必要な作業 →
1) CRISPR-Cas9の文章から、「CRISPRとCas9」から「1やCas6などもあります。」までのすべてをそのまま書き写してください。
2) CRISPR-Cas9の文章をもとに、次の問いに答えよ。
(a) CRISPRは何という英語の頭文字か。
(b) Cas9という名前は、遺伝子群で何番目のタンパク質であることに由来するか。
(c) ウイルスが入り込んできたとき、生き残った細菌はそのウイルスのDNA情報をどこにコピーするか。

CRISPR-Cas9: (7)CRISPR-Cas9の意味と仕組み

ついにCRISPR-Cas9にたどり着くことができました。細かいことまで書きすぎず概念の理解に集中します。

CRISPRとCas9

それぞれの意味

CRISPR
"Clustered Regularly Interspaced Short Palindromic Repeat"の頭文字です。日本語で言うと、「規則的な間隔で繰り返される短い回文(タケヤブヤケタ)のかたまり」です。
細菌のDNAの中に一定の回文とそれを取り巻く規則的な配列があり、それをCRISPRと呼んでいるようです。

Cas9
"CRISPR assosiated"という特殊なタンパク質を生み出す遺伝子群を意味します。この遺伝子群で9番目のタンパク質(酵素)が遺伝子編集に有用であるためCas9と呼ばれています。なので、Cas1やCas6などもあります。

つまり、CRISPR-Cas9とは規則的な遺伝子配列と酵素を生み出す遺伝子群を組み合わせた言葉です。

仕組み

言葉で書くだけだとイメージがわかないので、まずはCRISPR-Casを図で書いてみます。

CRISPR はリピート配列がスペーサー配列を介して繰り返している領域のことを指していて、そこにCas遺伝子配列が並んでいる。

この説明だけだと、この配列と遺伝子編集がどう繋がるの?って感じですね。次は、この配列がどのように働くのかを書いていきます。

CRISPRとCasは細菌のウイルス撃退システムだった

ウイルスは細菌に自分のDNAをばらまき、そのDNAを細菌の細胞内で増やし、次から次へと感染をしていきます。
細菌もやられるがままではなく、いくつか防御システムを持っており、その中の一つがCRISPRを使ったウイルス撃退システムです。

撃退方法
どうやるかと言うと、まず、ウイルスが入り混んできた時に生き残った細菌がスペーサー配列にそのウイルスのDNA情報をコピーします。

提供データ →
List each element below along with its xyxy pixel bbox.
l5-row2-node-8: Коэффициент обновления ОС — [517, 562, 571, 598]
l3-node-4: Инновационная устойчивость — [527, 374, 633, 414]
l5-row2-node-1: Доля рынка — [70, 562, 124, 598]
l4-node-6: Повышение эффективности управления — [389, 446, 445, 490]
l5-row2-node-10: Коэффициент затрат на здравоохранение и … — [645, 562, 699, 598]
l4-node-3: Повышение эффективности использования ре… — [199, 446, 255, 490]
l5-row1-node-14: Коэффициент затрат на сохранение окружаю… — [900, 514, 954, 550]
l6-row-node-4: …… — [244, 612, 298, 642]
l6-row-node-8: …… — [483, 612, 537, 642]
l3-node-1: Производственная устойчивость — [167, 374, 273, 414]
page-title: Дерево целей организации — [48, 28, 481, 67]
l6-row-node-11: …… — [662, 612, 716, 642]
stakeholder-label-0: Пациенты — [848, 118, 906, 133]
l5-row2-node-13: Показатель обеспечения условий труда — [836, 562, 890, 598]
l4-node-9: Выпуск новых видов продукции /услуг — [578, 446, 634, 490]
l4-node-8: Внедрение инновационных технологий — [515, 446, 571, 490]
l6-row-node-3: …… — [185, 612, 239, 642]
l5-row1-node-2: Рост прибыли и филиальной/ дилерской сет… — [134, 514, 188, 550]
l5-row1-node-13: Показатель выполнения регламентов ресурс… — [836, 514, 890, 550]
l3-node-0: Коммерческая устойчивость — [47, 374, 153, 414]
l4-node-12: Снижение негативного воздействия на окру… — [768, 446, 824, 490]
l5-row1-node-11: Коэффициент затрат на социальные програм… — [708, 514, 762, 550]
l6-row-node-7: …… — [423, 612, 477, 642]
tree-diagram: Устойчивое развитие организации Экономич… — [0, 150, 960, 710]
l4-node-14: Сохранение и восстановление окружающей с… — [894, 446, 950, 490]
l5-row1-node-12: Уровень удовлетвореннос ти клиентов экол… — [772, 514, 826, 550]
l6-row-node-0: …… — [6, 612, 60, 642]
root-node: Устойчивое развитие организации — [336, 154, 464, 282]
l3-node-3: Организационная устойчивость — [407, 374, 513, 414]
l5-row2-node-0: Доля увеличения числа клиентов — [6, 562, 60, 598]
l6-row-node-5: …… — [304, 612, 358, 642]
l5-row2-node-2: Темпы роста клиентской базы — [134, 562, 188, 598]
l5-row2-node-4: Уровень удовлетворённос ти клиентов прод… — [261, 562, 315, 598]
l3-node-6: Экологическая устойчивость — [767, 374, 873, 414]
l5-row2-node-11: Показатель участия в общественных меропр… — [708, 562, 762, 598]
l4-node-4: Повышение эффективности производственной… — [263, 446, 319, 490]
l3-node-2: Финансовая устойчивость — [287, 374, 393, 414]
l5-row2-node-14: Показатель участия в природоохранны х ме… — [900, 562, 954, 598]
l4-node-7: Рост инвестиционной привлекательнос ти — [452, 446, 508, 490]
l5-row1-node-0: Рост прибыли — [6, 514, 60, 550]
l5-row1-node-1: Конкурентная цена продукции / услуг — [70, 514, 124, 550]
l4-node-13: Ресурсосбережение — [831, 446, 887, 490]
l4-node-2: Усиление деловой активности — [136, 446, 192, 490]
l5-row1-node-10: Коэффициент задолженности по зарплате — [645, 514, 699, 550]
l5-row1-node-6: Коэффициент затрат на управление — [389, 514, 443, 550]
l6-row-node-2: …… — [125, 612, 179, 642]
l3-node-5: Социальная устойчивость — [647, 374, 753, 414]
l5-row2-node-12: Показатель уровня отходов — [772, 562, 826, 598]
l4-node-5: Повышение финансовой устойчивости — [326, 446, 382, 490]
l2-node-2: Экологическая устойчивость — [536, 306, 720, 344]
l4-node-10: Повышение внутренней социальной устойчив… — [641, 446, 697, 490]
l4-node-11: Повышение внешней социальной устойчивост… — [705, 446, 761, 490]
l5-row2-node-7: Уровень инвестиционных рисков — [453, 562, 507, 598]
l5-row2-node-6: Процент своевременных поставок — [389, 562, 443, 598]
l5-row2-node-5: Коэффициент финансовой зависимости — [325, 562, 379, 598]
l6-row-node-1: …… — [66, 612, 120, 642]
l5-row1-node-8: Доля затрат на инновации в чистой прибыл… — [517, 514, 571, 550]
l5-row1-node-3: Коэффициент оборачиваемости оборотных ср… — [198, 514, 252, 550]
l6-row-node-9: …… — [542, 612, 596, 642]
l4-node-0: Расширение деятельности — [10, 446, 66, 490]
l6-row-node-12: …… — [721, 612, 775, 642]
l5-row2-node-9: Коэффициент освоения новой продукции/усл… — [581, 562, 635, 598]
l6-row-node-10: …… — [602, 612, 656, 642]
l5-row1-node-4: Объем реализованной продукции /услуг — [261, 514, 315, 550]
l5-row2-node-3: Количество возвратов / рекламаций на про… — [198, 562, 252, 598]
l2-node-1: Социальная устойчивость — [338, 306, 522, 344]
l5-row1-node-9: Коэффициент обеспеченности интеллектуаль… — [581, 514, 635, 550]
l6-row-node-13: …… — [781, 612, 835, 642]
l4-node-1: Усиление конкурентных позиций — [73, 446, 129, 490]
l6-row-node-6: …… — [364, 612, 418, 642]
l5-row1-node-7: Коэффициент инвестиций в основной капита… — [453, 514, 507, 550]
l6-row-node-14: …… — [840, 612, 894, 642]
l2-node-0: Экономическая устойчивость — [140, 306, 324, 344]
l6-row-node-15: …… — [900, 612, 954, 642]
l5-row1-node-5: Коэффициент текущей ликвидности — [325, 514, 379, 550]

作業の解答 →
1)
CRISPRとCas9

それぞれの意味

CRISPR
"Clustered Regularly Interspaced Short Palindromic Repeat"の頭文字です。日本語で言うと、「規則的な間隔で繰り返される短い回文(タケヤブヤケタ)のかたまり」です。
細菌のDNAの中に一定の回文とそれを取り巻く規則的な配列があり、それをCRISPRと呼んでいるようです。

Cas9
"CRISPR assosiated"という特殊なタンパク質を生み出す遺伝子群を意味します。この遺伝子群で9番目のタンパク質(酵素)が遺伝子編集に有用であるためCas9と呼ばれています。なので、Cas1やCas6などもあります。

2)
(a) Clustered Regularly Interspaced Short Palindromic Repeat
(b) 9番目
(c) スペーサー配列